Given problem: Without including any pictures, write out the listing below exactly.

Listed entries:
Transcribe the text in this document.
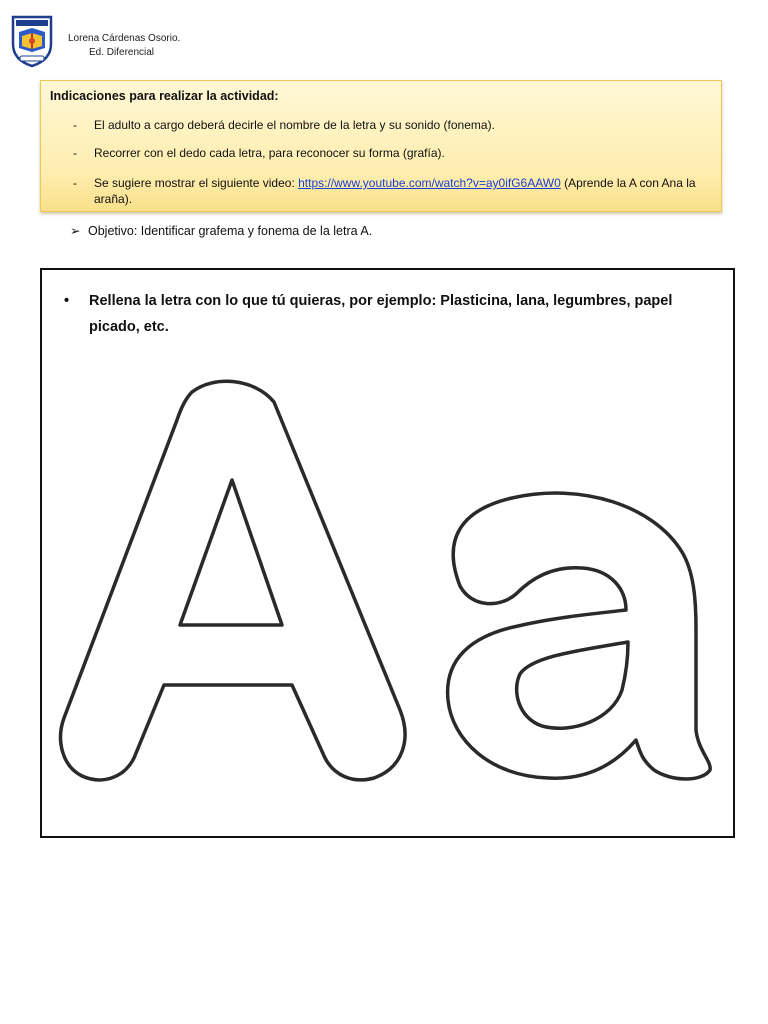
Lorena Cárdenas Osorio.
Ed. Diferencial
Indicaciones para realizar la actividad:
- El adulto a cargo deberá decirle el nombre de la letra y su sonido (fonema).
- Recorrer con el dedo cada letra, para reconocer su forma (grafía).
- Se sugiere mostrar el siguiente video: https://www.youtube.com/watch?v=ay0ifG6AAW0 (Aprende la A con Ana la araña).
➢ Objetivo: Identificar grafema y fonema de la letra A.
• Rellena la letra con lo que tú quieras, por ejemplo: Plasticina, lana, legumbres, papel picado, etc.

Complete answer:
Transcribe the text in this document.
Lorena Cárdenas Osorio.
Ed. Diferencial
Indicaciones para realizar la actividad:
- El adulto a cargo deberá decirle el nombre de la letra y su sonido (fonema).
- Recorrer con el dedo cada letra, para reconocer su forma (grafía).
- Se sugiere mostrar el siguiente video: https://www.youtube.com/watch?v=ay0ifG6AAW0 (Aprende la A con Ana la araña).
➢ Objetivo: Identificar grafema y fonema de la letra A.
• Rellena la letra con lo que tú quieras, por ejemplo: Plasticina, lana, legumbres, papel picado, etc.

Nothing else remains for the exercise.